AIM OF THE TASK » Give the listing again character for character, but drop the images.

--- BEGIN DATA ROWS ---

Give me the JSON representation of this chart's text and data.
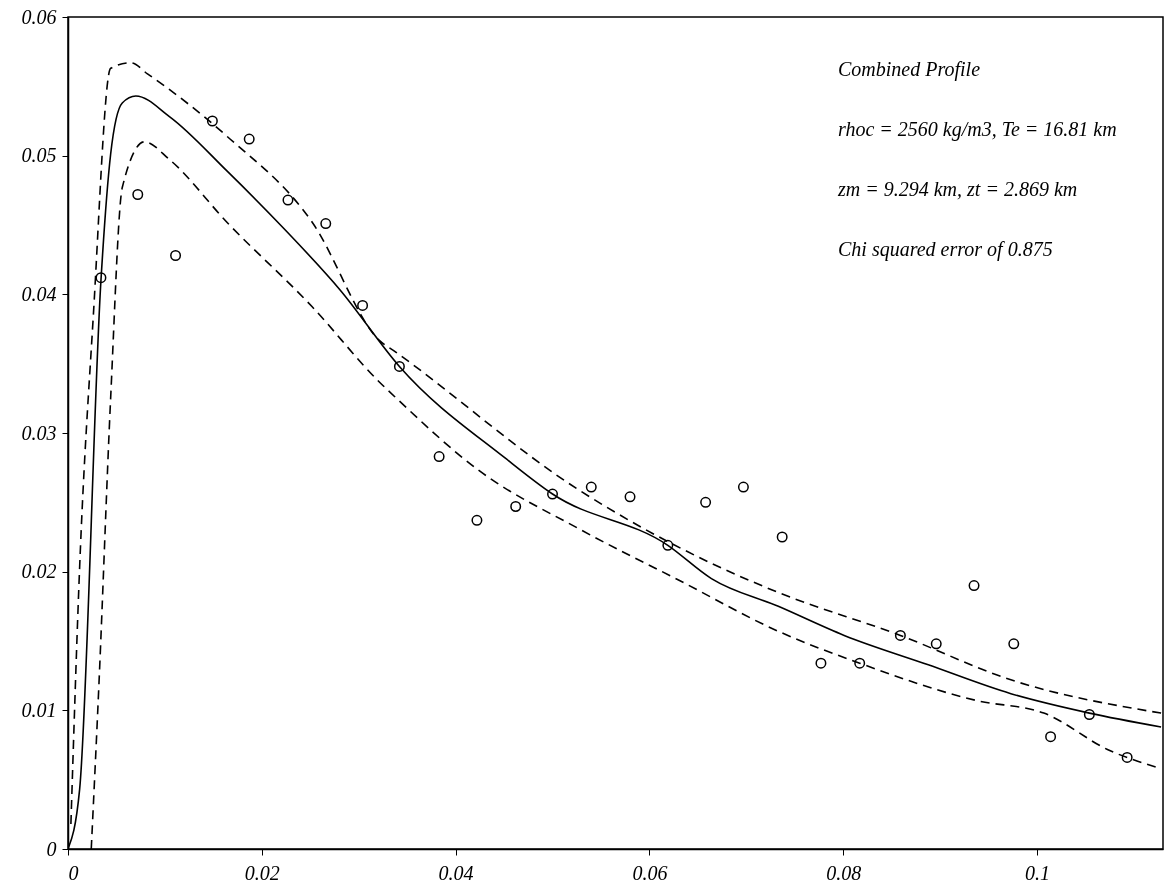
{
  "chart_data": {
    "type": "line",
    "xlim": [
      0,
      0.113
    ],
    "xticks": [
      0,
      0.02,
      0.04,
      0.06,
      0.08,
      0.1
    ],
    "ylim": [
      0,
      0.06
    ],
    "yticks": [
      0,
      0.01,
      0.02,
      0.03,
      0.04,
      0.05,
      0.06
    ],
    "grid": false,
    "annotations": [
      "Combined Profile",
      "rhoc = 2560 kg/m3, Te = 16.81 km",
      "zm = 9.294 km, zt = 2.869 km",
      "Chi squared error of 0.875"
    ],
    "series": [
      {
        "type": "scatter",
        "marker": "circle",
        "color": "#000000",
        "x": [
          0.0034,
          0.0072,
          0.0111,
          0.0149,
          0.0187,
          0.0227,
          0.0266,
          0.0304,
          0.0342,
          0.0383,
          0.0422,
          0.0462,
          0.05,
          0.054,
          0.058,
          0.0619,
          0.0658,
          0.0697,
          0.0737,
          0.0777,
          0.0817,
          0.0859,
          0.0896,
          0.0935,
          0.0976,
          0.1014,
          0.1054,
          0.1093
        ],
        "values": [
          0.0412,
          0.0472,
          0.0428,
          0.0525,
          0.0512,
          0.0468,
          0.0451,
          0.0392,
          0.0348,
          0.0283,
          0.0237,
          0.0247,
          0.0256,
          0.0261,
          0.0254,
          0.0219,
          0.025,
          0.0261,
          0.0225,
          0.0134,
          0.0134,
          0.0154,
          0.0148,
          0.019,
          0.0148,
          0.0081,
          0.0097,
          0.0066
        ]
      },
      {
        "type": "line",
        "line_style": "solid",
        "color": "#000000",
        "x": [
          0,
          0.0012,
          0.0034,
          0.0044,
          0.0056,
          0.007,
          0.0105,
          0.0164,
          0.0222,
          0.0281,
          0.0342,
          0.0451,
          0.05,
          0.0619,
          0.0664,
          0.0733,
          0.0801,
          0.0887,
          0.0973,
          0.1054,
          0.1128
        ],
        "values": [
          0,
          0.0043,
          0.041,
          0.0501,
          0.0538,
          0.0543,
          0.0528,
          0.0489,
          0.0448,
          0.0403,
          0.0348,
          0.0282,
          0.0256,
          0.0219,
          0.0195,
          0.0175,
          0.0154,
          0.0133,
          0.0112,
          0.0098,
          0.0088
        ]
      },
      {
        "type": "line",
        "line_style": "dashed",
        "color": "#000000",
        "x": [
          0.0003,
          0.0012,
          0.0026,
          0.0044,
          0.0065,
          0.0082,
          0.0164,
          0.0252,
          0.0321,
          0.0339,
          0.0527,
          0.0664,
          0.0733,
          0.0859,
          0.0973,
          0.1128
        ],
        "values": [
          0.0018,
          0.0203,
          0.0383,
          0.0563,
          0.0567,
          0.0559,
          0.0514,
          0.0452,
          0.0367,
          0.0358,
          0.0259,
          0.0206,
          0.0185,
          0.0154,
          0.0122,
          0.0098
        ]
      },
      {
        "type": "line",
        "line_style": "dashed",
        "color": "#000000",
        "x": [
          0.0024,
          0.0032,
          0.0044,
          0.0056,
          0.0079,
          0.0105,
          0.0164,
          0.0252,
          0.0321,
          0.0339,
          0.0424,
          0.0527,
          0.063,
          0.0733,
          0.0817,
          0.0938,
          0.1007,
          0.1075,
          0.1128
        ],
        "values": [
          0,
          0.012,
          0.0325,
          0.0477,
          0.051,
          0.0497,
          0.0452,
          0.0391,
          0.0337,
          0.0325,
          0.0273,
          0.0231,
          0.0194,
          0.0157,
          0.0134,
          0.0107,
          0.0098,
          0.0071,
          0.0058
        ]
      }
    ]
  }
}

--- END DATA ROWS ---

OUTPUT BELOW »
Give me the JSON representation of this chart's text and data.
{
  "chart_data": {
    "type": "line",
    "xlim": [
      0,
      0.113
    ],
    "xticks": [
      0,
      0.02,
      0.04,
      0.06,
      0.08,
      0.1
    ],
    "ylim": [
      0,
      0.06
    ],
    "yticks": [
      0,
      0.01,
      0.02,
      0.03,
      0.04,
      0.05,
      0.06
    ],
    "grid": false,
    "annotations": [
      "Combined Profile",
      "rhoc = 2560 kg/m3, Te = 16.81 km",
      "zm = 9.294 km, zt = 2.869 km",
      "Chi squared error of 0.875"
    ],
    "series": [
      {
        "type": "scatter",
        "marker": "circle",
        "color": "#000000",
        "x": [
          0.0034,
          0.0072,
          0.0111,
          0.0149,
          0.0187,
          0.0227,
          0.0266,
          0.0304,
          0.0342,
          0.0383,
          0.0422,
          0.0462,
          0.05,
          0.054,
          0.058,
          0.0619,
          0.0658,
          0.0697,
          0.0737,
          0.0777,
          0.0817,
          0.0859,
          0.0896,
          0.0935,
          0.0976,
          0.1014,
          0.1054,
          0.1093
        ],
        "values": [
          0.0412,
          0.0472,
          0.0428,
          0.0525,
          0.0512,
          0.0468,
          0.0451,
          0.0392,
          0.0348,
          0.0283,
          0.0237,
          0.0247,
          0.0256,
          0.0261,
          0.0254,
          0.0219,
          0.025,
          0.0261,
          0.0225,
          0.0134,
          0.0134,
          0.0154,
          0.0148,
          0.019,
          0.0148,
          0.0081,
          0.0097,
          0.0066
        ]
      },
      {
        "type": "line",
        "line_style": "solid",
        "color": "#000000",
        "x": [
          0,
          0.0012,
          0.0034,
          0.0044,
          0.0056,
          0.007,
          0.0105,
          0.0164,
          0.0222,
          0.0281,
          0.0342,
          0.0451,
          0.05,
          0.0619,
          0.0664,
          0.0733,
          0.0801,
          0.0887,
          0.0973,
          0.1054,
          0.1128
        ],
        "values": [
          0,
          0.0043,
          0.041,
          0.0501,
          0.0538,
          0.0543,
          0.0528,
          0.0489,
          0.0448,
          0.0403,
          0.0348,
          0.0282,
          0.0256,
          0.0219,
          0.0195,
          0.0175,
          0.0154,
          0.0133,
          0.0112,
          0.0098,
          0.0088
        ]
      },
      {
        "type": "line",
        "line_style": "dashed",
        "color": "#000000",
        "x": [
          0.0003,
          0.0012,
          0.0026,
          0.0044,
          0.0065,
          0.0082,
          0.0164,
          0.0252,
          0.0321,
          0.0339,
          0.0527,
          0.0664,
          0.0733,
          0.0859,
          0.0973,
          0.1128
        ],
        "values": [
          0.0018,
          0.0203,
          0.0383,
          0.0563,
          0.0567,
          0.0559,
          0.0514,
          0.0452,
          0.0367,
          0.0358,
          0.0259,
          0.0206,
          0.0185,
          0.0154,
          0.0122,
          0.0098
        ]
      },
      {
        "type": "line",
        "line_style": "dashed",
        "color": "#000000",
        "x": [
          0.0024,
          0.0032,
          0.0044,
          0.0056,
          0.0079,
          0.0105,
          0.0164,
          0.0252,
          0.0321,
          0.0339,
          0.0424,
          0.0527,
          0.063,
          0.0733,
          0.0817,
          0.0938,
          0.1007,
          0.1075,
          0.1128
        ],
        "values": [
          0,
          0.012,
          0.0325,
          0.0477,
          0.051,
          0.0497,
          0.0452,
          0.0391,
          0.0337,
          0.0325,
          0.0273,
          0.0231,
          0.0194,
          0.0157,
          0.0134,
          0.0107,
          0.0098,
          0.0071,
          0.0058
        ]
      }
    ]
  }
}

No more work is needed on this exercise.